### WHAT TO PRODUCE
Extract the complete listing and output it unchanged.

## START SUPPLIED RECORDS

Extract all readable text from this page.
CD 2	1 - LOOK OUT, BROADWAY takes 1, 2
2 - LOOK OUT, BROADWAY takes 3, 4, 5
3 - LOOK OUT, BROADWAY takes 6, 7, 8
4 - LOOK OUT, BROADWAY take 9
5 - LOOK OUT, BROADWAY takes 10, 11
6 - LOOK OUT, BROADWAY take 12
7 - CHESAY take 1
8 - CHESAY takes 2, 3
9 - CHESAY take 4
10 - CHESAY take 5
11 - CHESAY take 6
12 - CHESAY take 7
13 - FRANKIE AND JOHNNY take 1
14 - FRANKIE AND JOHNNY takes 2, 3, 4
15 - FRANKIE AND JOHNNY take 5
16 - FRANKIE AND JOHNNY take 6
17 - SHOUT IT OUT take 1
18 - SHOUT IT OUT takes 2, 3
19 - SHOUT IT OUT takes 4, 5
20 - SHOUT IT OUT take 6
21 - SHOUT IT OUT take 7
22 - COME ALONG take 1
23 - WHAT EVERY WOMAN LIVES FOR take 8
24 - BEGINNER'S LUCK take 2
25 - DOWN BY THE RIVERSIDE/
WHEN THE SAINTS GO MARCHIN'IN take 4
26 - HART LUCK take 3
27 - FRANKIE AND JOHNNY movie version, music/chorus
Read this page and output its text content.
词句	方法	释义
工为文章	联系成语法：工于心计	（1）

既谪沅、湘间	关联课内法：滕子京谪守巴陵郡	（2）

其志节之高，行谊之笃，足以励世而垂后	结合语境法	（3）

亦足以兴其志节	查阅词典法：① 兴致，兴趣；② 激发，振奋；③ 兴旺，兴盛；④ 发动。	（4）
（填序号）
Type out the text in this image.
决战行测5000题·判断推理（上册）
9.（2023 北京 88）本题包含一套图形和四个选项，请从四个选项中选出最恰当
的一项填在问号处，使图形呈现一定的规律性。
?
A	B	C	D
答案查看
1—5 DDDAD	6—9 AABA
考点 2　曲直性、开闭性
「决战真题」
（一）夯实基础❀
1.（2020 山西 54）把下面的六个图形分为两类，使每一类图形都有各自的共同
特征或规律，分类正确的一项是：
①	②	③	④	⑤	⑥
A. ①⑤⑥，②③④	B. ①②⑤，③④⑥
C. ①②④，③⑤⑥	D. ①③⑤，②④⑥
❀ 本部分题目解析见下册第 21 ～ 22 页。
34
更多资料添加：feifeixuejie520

## END SUPPLIED RECORDS

### WRITTEN ANSWER
Extract all readable text from this page.
CD 2	1 - LOOK OUT, BROADWAY takes 1, 2
2 - LOOK OUT, BROADWAY takes 3, 4, 5
3 - LOOK OUT, BROADWAY takes 6, 7, 8
4 - LOOK OUT, BROADWAY take 9
5 - LOOK OUT, BROADWAY takes 10, 11
6 - LOOK OUT, BROADWAY take 12
7 - CHESAY take 1
8 - CHESAY takes 2, 3
9 - CHESAY take 4
10 - CHESAY take 5
11 - CHESAY take 6
12 - CHESAY take 7
13 - FRANKIE AND JOHNNY take 1
14 - FRANKIE AND JOHNNY takes 2, 3, 4
15 - FRANKIE AND JOHNNY take 5
16 - FRANKIE AND JOHNNY take 6
17 - SHOUT IT OUT take 1
18 - SHOUT IT OUT takes 2, 3
19 - SHOUT IT OUT takes 4, 5
20 - SHOUT IT OUT take 6
21 - SHOUT IT OUT take 7
22 - COME ALONG take 1
23 - WHAT EVERY WOMAN LIVES FOR take 8
24 - BEGINNER'S LUCK take 2
25 - DOWN BY THE RIVERSIDE/
WHEN THE SAINTS GO MARCHIN'IN take 4
26 - HART LUCK take 3
27 - FRANKIE AND JOHNNY movie version, music/chorus
Read this page and output its text content.
词句	方法	释义
工为文章	联系成语法：工于心计	（1）

既谪沅、湘间	关联课内法：滕子京谪守巴陵郡	（2）

其志节之高，行谊之笃，足以励世而垂后	结合语境法	（3）

亦足以兴其志节	查阅词典法：① 兴致，兴趣；② 激发，振奋；③ 兴旺，兴盛；④ 发动。	（4）
（填序号）
Type out the text in this image.
决战行测5000题·判断推理（上册）
9.（2023 北京 88）本题包含一套图形和四个选项，请从四个选项中选出最恰当
的一项填在问号处，使图形呈现一定的规律性。
?
A	B	C	D
答案查看
1—5 DDDAD	6—9 AABA
考点 2　曲直性、开闭性
「决战真题」
（一）夯实基础❀
1.（2020 山西 54）把下面的六个图形分为两类，使每一类图形都有各自的共同
特征或规律，分类正确的一项是：
①	②	③	④	⑤	⑥
A. ①⑤⑥，②③④	B. ①②⑤，③④⑥
C. ①②④，③⑤⑥	D. ①③⑤，②④⑥
❀ 本部分题目解析见下册第 21 ～ 22 页。
34
更多资料添加：feifeixuejie520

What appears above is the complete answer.